▶ TASK TO CARRY OUT
Extract every entry word for word.

(Data records)

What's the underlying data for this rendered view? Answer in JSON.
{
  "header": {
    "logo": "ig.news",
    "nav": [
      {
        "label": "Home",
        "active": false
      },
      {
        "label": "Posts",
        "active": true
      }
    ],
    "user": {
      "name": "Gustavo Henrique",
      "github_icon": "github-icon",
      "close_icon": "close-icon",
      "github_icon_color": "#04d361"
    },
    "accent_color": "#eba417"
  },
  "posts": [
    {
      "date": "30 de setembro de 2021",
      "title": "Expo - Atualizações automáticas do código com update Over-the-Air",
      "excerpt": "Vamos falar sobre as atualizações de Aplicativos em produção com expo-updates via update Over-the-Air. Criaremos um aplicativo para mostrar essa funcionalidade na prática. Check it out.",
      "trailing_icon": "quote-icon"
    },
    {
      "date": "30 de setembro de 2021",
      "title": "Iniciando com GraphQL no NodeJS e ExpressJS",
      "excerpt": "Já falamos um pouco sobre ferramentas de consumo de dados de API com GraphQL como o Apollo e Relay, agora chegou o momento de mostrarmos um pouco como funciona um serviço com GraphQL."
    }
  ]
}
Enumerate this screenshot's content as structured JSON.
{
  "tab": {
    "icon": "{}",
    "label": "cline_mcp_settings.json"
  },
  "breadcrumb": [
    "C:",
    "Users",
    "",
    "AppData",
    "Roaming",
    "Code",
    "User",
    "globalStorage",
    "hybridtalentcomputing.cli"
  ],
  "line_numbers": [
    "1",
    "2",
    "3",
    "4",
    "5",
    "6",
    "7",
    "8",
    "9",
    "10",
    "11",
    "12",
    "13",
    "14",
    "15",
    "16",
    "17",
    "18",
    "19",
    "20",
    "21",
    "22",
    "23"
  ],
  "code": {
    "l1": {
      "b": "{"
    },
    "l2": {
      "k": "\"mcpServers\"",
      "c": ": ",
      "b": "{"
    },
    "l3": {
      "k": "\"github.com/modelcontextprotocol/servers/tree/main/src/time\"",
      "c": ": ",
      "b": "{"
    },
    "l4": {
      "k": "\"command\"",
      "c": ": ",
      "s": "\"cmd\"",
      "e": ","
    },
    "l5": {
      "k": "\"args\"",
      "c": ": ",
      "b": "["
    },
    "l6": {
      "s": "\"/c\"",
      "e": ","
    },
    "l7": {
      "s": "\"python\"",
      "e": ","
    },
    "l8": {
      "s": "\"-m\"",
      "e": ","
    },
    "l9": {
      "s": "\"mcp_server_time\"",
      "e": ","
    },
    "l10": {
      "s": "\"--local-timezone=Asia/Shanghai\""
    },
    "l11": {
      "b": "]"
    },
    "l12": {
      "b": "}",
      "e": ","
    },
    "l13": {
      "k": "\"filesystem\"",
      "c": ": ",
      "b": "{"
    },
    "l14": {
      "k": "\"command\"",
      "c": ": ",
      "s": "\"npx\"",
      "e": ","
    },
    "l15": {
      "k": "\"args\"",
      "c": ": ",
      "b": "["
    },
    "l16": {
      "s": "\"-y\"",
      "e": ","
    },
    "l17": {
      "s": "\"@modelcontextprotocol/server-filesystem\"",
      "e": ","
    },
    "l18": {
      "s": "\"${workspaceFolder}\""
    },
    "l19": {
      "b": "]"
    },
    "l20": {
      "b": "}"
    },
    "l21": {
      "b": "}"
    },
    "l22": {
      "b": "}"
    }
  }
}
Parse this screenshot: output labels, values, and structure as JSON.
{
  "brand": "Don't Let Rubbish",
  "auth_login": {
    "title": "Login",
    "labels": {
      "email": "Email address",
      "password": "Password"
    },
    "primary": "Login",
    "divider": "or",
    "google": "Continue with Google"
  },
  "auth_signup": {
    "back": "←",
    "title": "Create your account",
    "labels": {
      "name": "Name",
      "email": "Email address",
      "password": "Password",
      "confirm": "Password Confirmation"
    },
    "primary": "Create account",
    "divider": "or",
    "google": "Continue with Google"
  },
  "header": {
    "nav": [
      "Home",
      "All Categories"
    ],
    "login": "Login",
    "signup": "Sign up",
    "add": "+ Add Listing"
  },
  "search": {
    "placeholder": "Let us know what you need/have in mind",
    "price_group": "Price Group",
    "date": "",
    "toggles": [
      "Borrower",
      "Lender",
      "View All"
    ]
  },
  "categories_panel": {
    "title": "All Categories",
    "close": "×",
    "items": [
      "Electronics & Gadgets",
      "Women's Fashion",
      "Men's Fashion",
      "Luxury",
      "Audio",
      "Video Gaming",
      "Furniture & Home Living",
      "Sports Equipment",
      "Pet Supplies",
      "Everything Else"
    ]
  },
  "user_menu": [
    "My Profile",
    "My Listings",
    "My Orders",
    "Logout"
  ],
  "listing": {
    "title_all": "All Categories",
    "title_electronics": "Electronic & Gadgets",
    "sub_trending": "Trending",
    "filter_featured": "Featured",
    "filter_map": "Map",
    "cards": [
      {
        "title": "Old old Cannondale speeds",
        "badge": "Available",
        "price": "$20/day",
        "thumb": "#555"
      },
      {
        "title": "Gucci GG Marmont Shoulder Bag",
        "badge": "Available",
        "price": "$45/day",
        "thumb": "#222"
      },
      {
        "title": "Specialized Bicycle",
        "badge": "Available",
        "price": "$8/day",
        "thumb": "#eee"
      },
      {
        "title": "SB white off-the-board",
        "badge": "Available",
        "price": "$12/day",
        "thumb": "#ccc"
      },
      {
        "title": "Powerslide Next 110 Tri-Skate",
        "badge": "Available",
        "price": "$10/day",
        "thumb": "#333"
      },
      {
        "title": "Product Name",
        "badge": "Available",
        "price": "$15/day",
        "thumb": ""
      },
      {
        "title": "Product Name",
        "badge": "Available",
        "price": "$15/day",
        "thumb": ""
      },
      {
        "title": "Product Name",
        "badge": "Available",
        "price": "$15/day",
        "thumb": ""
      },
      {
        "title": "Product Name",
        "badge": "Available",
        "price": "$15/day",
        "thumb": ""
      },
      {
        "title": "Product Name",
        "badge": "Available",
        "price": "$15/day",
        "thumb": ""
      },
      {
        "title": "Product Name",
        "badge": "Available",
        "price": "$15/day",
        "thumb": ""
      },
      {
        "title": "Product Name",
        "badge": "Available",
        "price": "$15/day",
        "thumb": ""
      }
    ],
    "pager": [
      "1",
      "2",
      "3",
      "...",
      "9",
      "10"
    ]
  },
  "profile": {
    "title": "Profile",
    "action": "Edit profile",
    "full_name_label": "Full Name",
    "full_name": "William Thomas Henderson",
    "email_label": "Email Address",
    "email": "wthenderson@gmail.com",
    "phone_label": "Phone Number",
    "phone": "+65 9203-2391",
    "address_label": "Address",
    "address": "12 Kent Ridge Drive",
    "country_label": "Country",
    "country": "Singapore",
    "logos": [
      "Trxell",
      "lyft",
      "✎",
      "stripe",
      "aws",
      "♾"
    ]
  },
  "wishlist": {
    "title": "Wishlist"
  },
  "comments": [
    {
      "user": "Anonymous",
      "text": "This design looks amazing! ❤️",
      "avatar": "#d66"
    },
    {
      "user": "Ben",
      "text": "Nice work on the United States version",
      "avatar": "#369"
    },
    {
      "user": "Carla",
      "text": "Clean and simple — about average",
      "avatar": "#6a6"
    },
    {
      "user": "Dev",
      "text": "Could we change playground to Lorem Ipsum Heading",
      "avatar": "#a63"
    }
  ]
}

▶ FULL OUTPUT
What's the underlying data for this rendered view? Answer in JSON.
{
  "header": {
    "logo": "ig.news",
    "nav": [
      {
        "label": "Home",
        "active": false
      },
      {
        "label": "Posts",
        "active": true
      }
    ],
    "user": {
      "name": "Gustavo Henrique",
      "github_icon": "github-icon",
      "close_icon": "close-icon",
      "github_icon_color": "#04d361"
    },
    "accent_color": "#eba417"
  },
  "posts": [
    {
      "date": "30 de setembro de 2021",
      "title": "Expo - Atualizações automáticas do código com update Over-the-Air",
      "excerpt": "Vamos falar sobre as atualizações de Aplicativos em produção com expo-updates via update Over-the-Air. Criaremos um aplicativo para mostrar essa funcionalidade na prática. Check it out.",
      "trailing_icon": "quote-icon"
    },
    {
      "date": "30 de setembro de 2021",
      "title": "Iniciando com GraphQL no NodeJS e ExpressJS",
      "excerpt": "Já falamos um pouco sobre ferramentas de consumo de dados de API com GraphQL como o Apollo e Relay, agora chegou o momento de mostrarmos um pouco como funciona um serviço com GraphQL."
    }
  ]
}
Enumerate this screenshot's content as structured JSON.
{
  "tab": {
    "icon": "{}",
    "label": "cline_mcp_settings.json"
  },
  "breadcrumb": [
    "C:",
    "Users",
    "",
    "AppData",
    "Roaming",
    "Code",
    "User",
    "globalStorage",
    "hybridtalentcomputing.cli"
  ],
  "line_numbers": [
    "1",
    "2",
    "3",
    "4",
    "5",
    "6",
    "7",
    "8",
    "9",
    "10",
    "11",
    "12",
    "13",
    "14",
    "15",
    "16",
    "17",
    "18",
    "19",
    "20",
    "21",
    "22",
    "23"
  ],
  "code": {
    "l1": {
      "b": "{"
    },
    "l2": {
      "k": "\"mcpServers\"",
      "c": ": ",
      "b": "{"
    },
    "l3": {
      "k": "\"github.com/modelcontextprotocol/servers/tree/main/src/time\"",
      "c": ": ",
      "b": "{"
    },
    "l4": {
      "k": "\"command\"",
      "c": ": ",
      "s": "\"cmd\"",
      "e": ","
    },
    "l5": {
      "k": "\"args\"",
      "c": ": ",
      "b": "["
    },
    "l6": {
      "s": "\"/c\"",
      "e": ","
    },
    "l7": {
      "s": "\"python\"",
      "e": ","
    },
    "l8": {
      "s": "\"-m\"",
      "e": ","
    },
    "l9": {
      "s": "\"mcp_server_time\"",
      "e": ","
    },
    "l10": {
      "s": "\"--local-timezone=Asia/Shanghai\""
    },
    "l11": {
      "b": "]"
    },
    "l12": {
      "b": "}",
      "e": ","
    },
    "l13": {
      "k": "\"filesystem\"",
      "c": ": ",
      "b": "{"
    },
    "l14": {
      "k": "\"command\"",
      "c": ": ",
      "s": "\"npx\"",
      "e": ","
    },
    "l15": {
      "k": "\"args\"",
      "c": ": ",
      "b": "["
    },
    "l16": {
      "s": "\"-y\"",
      "e": ","
    },
    "l17": {
      "s": "\"@modelcontextprotocol/server-filesystem\"",
      "e": ","
    },
    "l18": {
      "s": "\"${workspaceFolder}\""
    },
    "l19": {
      "b": "]"
    },
    "l20": {
      "b": "}"
    },
    "l21": {
      "b": "}"
    },
    "l22": {
      "b": "}"
    }
  }
}
Parse this screenshot: output labels, values, and structure as JSON.
{
  "brand": "Don't Let Rubbish",
  "auth_login": {
    "title": "Login",
    "labels": {
      "email": "Email address",
      "password": "Password"
    },
    "primary": "Login",
    "divider": "or",
    "google": "Continue with Google"
  },
  "auth_signup": {
    "back": "←",
    "title": "Create your account",
    "labels": {
      "name": "Name",
      "email": "Email address",
      "password": "Password",
      "confirm": "Password Confirmation"
    },
    "primary": "Create account",
    "divider": "or",
    "google": "Continue with Google"
  },
  "header": {
    "nav": [
      "Home",
      "All Categories"
    ],
    "login": "Login",
    "signup": "Sign up",
    "add": "+ Add Listing"
  },
  "search": {
    "placeholder": "Let us know what you need/have in mind",
    "price_group": "Price Group",
    "date": "",
    "toggles": [
      "Borrower",
      "Lender",
      "View All"
    ]
  },
  "categories_panel": {
    "title": "All Categories",
    "close": "×",
    "items": [
      "Electronics & Gadgets",
      "Women's Fashion",
      "Men's Fashion",
      "Luxury",
      "Audio",
      "Video Gaming",
      "Furniture & Home Living",
      "Sports Equipment",
      "Pet Supplies",
      "Everything Else"
    ]
  },
  "user_menu": [
    "My Profile",
    "My Listings",
    "My Orders",
    "Logout"
  ],
  "listing": {
    "title_all": "All Categories",
    "title_electronics": "Electronic & Gadgets",
    "sub_trending": "Trending",
    "filter_featured": "Featured",
    "filter_map": "Map",
    "cards": [
      {
        "title": "Old old Cannondale speeds",
        "badge": "Available",
        "price": "$20/day",
        "thumb": "#555"
      },
      {
        "title": "Gucci GG Marmont Shoulder Bag",
        "badge": "Available",
        "price": "$45/day",
        "thumb": "#222"
      },
      {
        "title": "Specialized Bicycle",
        "badge": "Available",
        "price": "$8/day",
        "thumb": "#eee"
      },
      {
        "title": "SB white off-the-board",
        "badge": "Available",
        "price": "$12/day",
        "thumb": "#ccc"
      },
      {
        "title": "Powerslide Next 110 Tri-Skate",
        "badge": "Available",
        "price": "$10/day",
        "thumb": "#333"
      },
      {
        "title": "Product Name",
        "badge": "Available",
        "price": "$15/day",
        "thumb": ""
      },
      {
        "title": "Product Name",
        "badge": "Available",
        "price": "$15/day",
        "thumb": ""
      },
      {
        "title": "Product Name",
        "badge": "Available",
        "price": "$15/day",
        "thumb": ""
      },
      {
        "title": "Product Name",
        "badge": "Available",
        "price": "$15/day",
        "thumb": ""
      },
      {
        "title": "Product Name",
        "badge": "Available",
        "price": "$15/day",
        "thumb": ""
      },
      {
        "title": "Product Name",
        "badge": "Available",
        "price": "$15/day",
        "thumb": ""
      },
      {
        "title": "Product Name",
        "badge": "Available",
        "price": "$15/day",
        "thumb": ""
      }
    ],
    "pager": [
      "1",
      "2",
      "3",
      "...",
      "9",
      "10"
    ]
  },
  "profile": {
    "title": "Profile",
    "action": "Edit profile",
    "full_name_label": "Full Name",
    "full_name": "William Thomas Henderson",
    "email_label": "Email Address",
    "email": "wthenderson@gmail.com",
    "phone_label": "Phone Number",
    "phone": "+65 9203-2391",
    "address_label": "Address",
    "address": "12 Kent Ridge Drive",
    "country_label": "Country",
    "country": "Singapore",
    "logos": [
      "Trxell",
      "lyft",
      "✎",
      "stripe",
      "aws",
      "♾"
    ]
  },
  "wishlist": {
    "title": "Wishlist"
  },
  "comments": [
    {
      "user": "Anonymous",
      "text": "This design looks amazing! ❤️",
      "avatar": "#d66"
    },
    {
      "user": "Ben",
      "text": "Nice work on the United States version",
      "avatar": "#369"
    },
    {
      "user": "Carla",
      "text": "Clean and simple — about average",
      "avatar": "#6a6"
    },
    {
      "user": "Dev",
      "text": "Could we change playground to Lorem Ipsum Heading",
      "avatar": "#a63"
    }
  ]
}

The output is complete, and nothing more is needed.